Repeat every line below exactly as it reads.

● Provided entries:
================================
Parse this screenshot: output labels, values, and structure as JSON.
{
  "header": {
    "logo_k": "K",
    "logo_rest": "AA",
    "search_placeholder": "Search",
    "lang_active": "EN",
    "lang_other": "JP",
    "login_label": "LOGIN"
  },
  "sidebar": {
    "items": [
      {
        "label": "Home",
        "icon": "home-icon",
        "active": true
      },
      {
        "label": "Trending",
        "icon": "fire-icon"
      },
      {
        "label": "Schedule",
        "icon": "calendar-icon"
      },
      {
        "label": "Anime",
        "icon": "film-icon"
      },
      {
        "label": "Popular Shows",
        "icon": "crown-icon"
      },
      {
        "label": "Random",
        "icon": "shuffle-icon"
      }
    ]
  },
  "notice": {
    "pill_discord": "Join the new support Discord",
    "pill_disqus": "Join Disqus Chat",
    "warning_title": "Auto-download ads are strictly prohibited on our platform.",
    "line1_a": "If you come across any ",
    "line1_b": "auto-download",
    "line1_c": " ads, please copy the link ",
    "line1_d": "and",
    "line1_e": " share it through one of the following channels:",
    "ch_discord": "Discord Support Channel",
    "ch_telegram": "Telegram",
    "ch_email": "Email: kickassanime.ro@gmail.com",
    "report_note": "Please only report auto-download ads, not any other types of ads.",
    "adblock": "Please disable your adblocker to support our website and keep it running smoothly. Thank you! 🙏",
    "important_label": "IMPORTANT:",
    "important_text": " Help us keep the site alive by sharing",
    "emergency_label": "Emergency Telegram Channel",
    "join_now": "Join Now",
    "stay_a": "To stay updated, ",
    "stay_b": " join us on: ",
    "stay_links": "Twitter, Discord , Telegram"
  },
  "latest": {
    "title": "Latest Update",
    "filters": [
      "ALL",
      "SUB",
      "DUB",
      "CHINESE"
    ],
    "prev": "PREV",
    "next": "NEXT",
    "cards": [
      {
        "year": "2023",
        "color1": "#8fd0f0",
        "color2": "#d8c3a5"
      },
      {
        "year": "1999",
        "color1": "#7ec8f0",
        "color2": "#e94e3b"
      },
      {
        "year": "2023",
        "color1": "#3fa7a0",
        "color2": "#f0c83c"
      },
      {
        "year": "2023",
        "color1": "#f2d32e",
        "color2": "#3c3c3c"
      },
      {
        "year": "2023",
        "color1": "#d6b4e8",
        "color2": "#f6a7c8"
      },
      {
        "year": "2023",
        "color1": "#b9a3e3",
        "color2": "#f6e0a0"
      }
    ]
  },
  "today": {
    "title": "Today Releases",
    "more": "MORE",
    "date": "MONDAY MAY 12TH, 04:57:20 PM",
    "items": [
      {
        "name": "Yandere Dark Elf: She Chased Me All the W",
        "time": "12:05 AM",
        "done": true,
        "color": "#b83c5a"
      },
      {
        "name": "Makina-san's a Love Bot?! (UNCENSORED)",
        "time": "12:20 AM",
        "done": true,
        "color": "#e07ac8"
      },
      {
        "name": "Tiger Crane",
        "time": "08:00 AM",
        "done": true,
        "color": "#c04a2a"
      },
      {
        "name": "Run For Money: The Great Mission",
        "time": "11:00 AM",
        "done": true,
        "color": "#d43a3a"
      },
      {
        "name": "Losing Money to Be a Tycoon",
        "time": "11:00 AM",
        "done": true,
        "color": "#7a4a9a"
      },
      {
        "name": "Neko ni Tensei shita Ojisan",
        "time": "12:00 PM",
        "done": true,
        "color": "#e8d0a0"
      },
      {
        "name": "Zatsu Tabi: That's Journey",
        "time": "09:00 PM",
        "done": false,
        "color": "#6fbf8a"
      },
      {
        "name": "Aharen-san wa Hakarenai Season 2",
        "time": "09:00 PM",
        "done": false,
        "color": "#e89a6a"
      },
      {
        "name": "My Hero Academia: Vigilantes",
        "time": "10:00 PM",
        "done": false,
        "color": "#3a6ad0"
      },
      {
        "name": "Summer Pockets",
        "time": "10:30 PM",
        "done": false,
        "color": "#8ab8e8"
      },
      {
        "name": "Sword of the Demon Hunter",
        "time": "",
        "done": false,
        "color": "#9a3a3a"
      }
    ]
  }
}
================================
● Task answer:
Parse this screenshot: output labels, values, and structure as JSON.
{
  "header": {
    "logo_k": "K",
    "logo_rest": "AA",
    "search_placeholder": "Search",
    "lang_active": "EN",
    "lang_other": "JP",
    "login_label": "LOGIN"
  },
  "sidebar": {
    "items": [
      {
        "label": "Home",
        "icon": "home-icon",
        "active": true
      },
      {
        "label": "Trending",
        "icon": "fire-icon"
      },
      {
        "label": "Schedule",
        "icon": "calendar-icon"
      },
      {
        "label": "Anime",
        "icon": "film-icon"
      },
      {
        "label": "Popular Shows",
        "icon": "crown-icon"
      },
      {
        "label": "Random",
        "icon": "shuffle-icon"
      }
    ]
  },
  "notice": {
    "pill_discord": "Join the new support Discord",
    "pill_disqus": "Join Disqus Chat",
    "warning_title": "Auto-download ads are strictly prohibited on our platform.",
    "line1_a": "If you come across any ",
    "line1_b": "auto-download",
    "line1_c": " ads, please copy the link ",
    "line1_d": "and",
    "line1_e": " share it through one of the following channels:",
    "ch_discord": "Discord Support Channel",
    "ch_telegram": "Telegram",
    "ch_email": "Email: kickassanime.ro@gmail.com",
    "report_note": "Please only report auto-download ads, not any other types of ads.",
    "adblock": "Please disable your adblocker to support our website and keep it running smoothly. Thank you! 🙏",
    "important_label": "IMPORTANT:",
    "important_text": " Help us keep the site alive by sharing",
    "emergency_label": "Emergency Telegram Channel",
    "join_now": "Join Now",
    "stay_a": "To stay updated, ",
    "stay_b": " join us on: ",
    "stay_links": "Twitter, Discord , Telegram"
  },
  "latest": {
    "title": "Latest Update",
    "filters": [
      "ALL",
      "SUB",
      "DUB",
      "CHINESE"
    ],
    "prev": "PREV",
    "next": "NEXT",
    "cards": [
      {
        "year": "2023",
        "color1": "#8fd0f0",
        "color2": "#d8c3a5"
      },
      {
        "year": "1999",
        "color1": "#7ec8f0",
        "color2": "#e94e3b"
      },
      {
        "year": "2023",
        "color1": "#3fa7a0",
        "color2": "#f0c83c"
      },
      {
        "year": "2023",
        "color1": "#f2d32e",
        "color2": "#3c3c3c"
      },
      {
        "year": "2023",
        "color1": "#d6b4e8",
        "color2": "#f6a7c8"
      },
      {
        "year": "2023",
        "color1": "#b9a3e3",
        "color2": "#f6e0a0"
      }
    ]
  },
  "today": {
    "title": "Today Releases",
    "more": "MORE",
    "date": "MONDAY MAY 12TH, 04:57:20 PM",
    "items": [
      {
        "name": "Yandere Dark Elf: She Chased Me All the W",
        "time": "12:05 AM",
        "done": true,
        "color": "#b83c5a"
      },
      {
        "name": "Makina-san's a Love Bot?! (UNCENSORED)",
        "time": "12:20 AM",
        "done": true,
        "color": "#e07ac8"
      },
      {
        "name": "Tiger Crane",
        "time": "08:00 AM",
        "done": true,
        "color": "#c04a2a"
      },
      {
        "name": "Run For Money: The Great Mission",
        "time": "11:00 AM",
        "done": true,
        "color": "#d43a3a"
      },
      {
        "name": "Losing Money to Be a Tycoon",
        "time": "11:00 AM",
        "done": true,
        "color": "#7a4a9a"
      },
      {
        "name": "Neko ni Tensei shita Ojisan",
        "time": "12:00 PM",
        "done": true,
        "color": "#e8d0a0"
      },
      {
        "name": "Zatsu Tabi: That's Journey",
        "time": "09:00 PM",
        "done": false,
        "color": "#6fbf8a"
      },
      {
        "name": "Aharen-san wa Hakarenai Season 2",
        "time": "09:00 PM",
        "done": false,
        "color": "#e89a6a"
      },
      {
        "name": "My Hero Academia: Vigilantes",
        "time": "10:00 PM",
        "done": false,
        "color": "#3a6ad0"
      },
      {
        "name": "Summer Pockets",
        "time": "10:30 PM",
        "done": false,
        "color": "#8ab8e8"
      },
      {
        "name": "Sword of the Demon Hunter",
        "time": "",
        "done": false,
        "color": "#9a3a3a"
      }
    ]
  }
}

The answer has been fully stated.